**AIM:**
Your task is to reproduce the material exactly.

[Saved data entries]
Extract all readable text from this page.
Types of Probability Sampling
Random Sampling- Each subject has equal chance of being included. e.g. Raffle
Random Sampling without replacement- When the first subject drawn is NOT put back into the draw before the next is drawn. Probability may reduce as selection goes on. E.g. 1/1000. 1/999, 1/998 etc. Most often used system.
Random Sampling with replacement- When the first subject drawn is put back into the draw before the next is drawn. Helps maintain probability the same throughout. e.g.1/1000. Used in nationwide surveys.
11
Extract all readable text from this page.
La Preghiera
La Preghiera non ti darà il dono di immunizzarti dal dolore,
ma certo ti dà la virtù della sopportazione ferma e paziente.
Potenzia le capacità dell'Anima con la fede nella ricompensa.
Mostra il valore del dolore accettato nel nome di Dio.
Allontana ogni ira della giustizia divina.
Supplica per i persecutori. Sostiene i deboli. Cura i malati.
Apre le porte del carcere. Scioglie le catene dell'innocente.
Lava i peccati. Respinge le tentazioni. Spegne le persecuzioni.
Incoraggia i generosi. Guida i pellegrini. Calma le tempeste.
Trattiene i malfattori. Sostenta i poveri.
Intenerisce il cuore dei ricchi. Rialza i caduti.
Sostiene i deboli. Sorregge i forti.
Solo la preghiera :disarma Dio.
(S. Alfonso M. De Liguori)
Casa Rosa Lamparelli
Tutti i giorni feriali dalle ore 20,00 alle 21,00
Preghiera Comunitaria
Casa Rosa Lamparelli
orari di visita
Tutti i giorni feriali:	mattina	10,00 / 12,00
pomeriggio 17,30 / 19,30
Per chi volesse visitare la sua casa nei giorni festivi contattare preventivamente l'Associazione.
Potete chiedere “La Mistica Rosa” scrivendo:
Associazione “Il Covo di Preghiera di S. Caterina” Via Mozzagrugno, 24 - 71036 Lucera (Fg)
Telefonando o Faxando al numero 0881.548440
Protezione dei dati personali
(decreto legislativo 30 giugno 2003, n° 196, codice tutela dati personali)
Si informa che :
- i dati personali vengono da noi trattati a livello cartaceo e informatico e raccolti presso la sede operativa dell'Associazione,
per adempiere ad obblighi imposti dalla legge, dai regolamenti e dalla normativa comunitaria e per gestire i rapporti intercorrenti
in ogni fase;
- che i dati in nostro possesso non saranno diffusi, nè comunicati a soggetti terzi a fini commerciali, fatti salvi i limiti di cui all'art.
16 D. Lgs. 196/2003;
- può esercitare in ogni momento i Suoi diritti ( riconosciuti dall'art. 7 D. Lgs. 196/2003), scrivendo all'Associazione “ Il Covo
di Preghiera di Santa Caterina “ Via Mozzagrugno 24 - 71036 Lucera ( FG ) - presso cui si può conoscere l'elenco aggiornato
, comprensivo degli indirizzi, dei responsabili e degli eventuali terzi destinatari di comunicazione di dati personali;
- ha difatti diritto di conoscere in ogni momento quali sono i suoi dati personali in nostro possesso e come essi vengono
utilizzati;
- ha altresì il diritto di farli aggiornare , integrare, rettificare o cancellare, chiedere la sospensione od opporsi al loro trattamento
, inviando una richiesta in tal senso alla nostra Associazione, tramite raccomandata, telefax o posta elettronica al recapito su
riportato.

**OUTPUT BELOW:**
Extract all readable text from this page.
Types of Probability Sampling
Random Sampling- Each subject has equal chance of being included. e.g. Raffle
Random Sampling without replacement- When the first subject drawn is NOT put back into the draw before the next is drawn. Probability may reduce as selection goes on. E.g. 1/1000. 1/999, 1/998 etc. Most often used system.
Random Sampling with replacement- When the first subject drawn is put back into the draw before the next is drawn. Helps maintain probability the same throughout. e.g.1/1000. Used in nationwide surveys.
11
Extract all readable text from this page.
La Preghiera
La Preghiera non ti darà il dono di immunizzarti dal dolore,
ma certo ti dà la virtù della sopportazione ferma e paziente.
Potenzia le capacità dell'Anima con la fede nella ricompensa.
Mostra il valore del dolore accettato nel nome di Dio.
Allontana ogni ira della giustizia divina.
Supplica per i persecutori. Sostiene i deboli. Cura i malati.
Apre le porte del carcere. Scioglie le catene dell'innocente.
Lava i peccati. Respinge le tentazioni. Spegne le persecuzioni.
Incoraggia i generosi. Guida i pellegrini. Calma le tempeste.
Trattiene i malfattori. Sostenta i poveri.
Intenerisce il cuore dei ricchi. Rialza i caduti.
Sostiene i deboli. Sorregge i forti.
Solo la preghiera :disarma Dio.
(S. Alfonso M. De Liguori)
Casa Rosa Lamparelli
Tutti i giorni feriali dalle ore 20,00 alle 21,00
Preghiera Comunitaria
Casa Rosa Lamparelli
orari di visita
Tutti i giorni feriali:	mattina	10,00 / 12,00
pomeriggio 17,30 / 19,30
Per chi volesse visitare la sua casa nei giorni festivi contattare preventivamente l'Associazione.
Potete chiedere “La Mistica Rosa” scrivendo:
Associazione “Il Covo di Preghiera di S. Caterina” Via Mozzagrugno, 24 - 71036 Lucera (Fg)
Telefonando o Faxando al numero 0881.548440
Protezione dei dati personali
(decreto legislativo 30 giugno 2003, n° 196, codice tutela dati personali)
Si informa che :
- i dati personali vengono da noi trattati a livello cartaceo e informatico e raccolti presso la sede operativa dell'Associazione,
per adempiere ad obblighi imposti dalla legge, dai regolamenti e dalla normativa comunitaria e per gestire i rapporti intercorrenti
in ogni fase;
- che i dati in nostro possesso non saranno diffusi, nè comunicati a soggetti terzi a fini commerciali, fatti salvi i limiti di cui all'art.
16 D. Lgs. 196/2003;
- può esercitare in ogni momento i Suoi diritti ( riconosciuti dall'art. 7 D. Lgs. 196/2003), scrivendo all'Associazione “ Il Covo
di Preghiera di Santa Caterina “ Via Mozzagrugno 24 - 71036 Lucera ( FG ) - presso cui si può conoscere l'elenco aggiornato
, comprensivo degli indirizzi, dei responsabili e degli eventuali terzi destinatari di comunicazione di dati personali;
- ha difatti diritto di conoscere in ogni momento quali sono i suoi dati personali in nostro possesso e come essi vengono
utilizzati;
- ha altresì il diritto di farli aggiornare , integrare, rettificare o cancellare, chiedere la sospensione od opporsi al loro trattamento
, inviando una richiesta in tal senso alla nostra Associazione, tramite raccomandata, telefax o posta elettronica al recapito su
riportato.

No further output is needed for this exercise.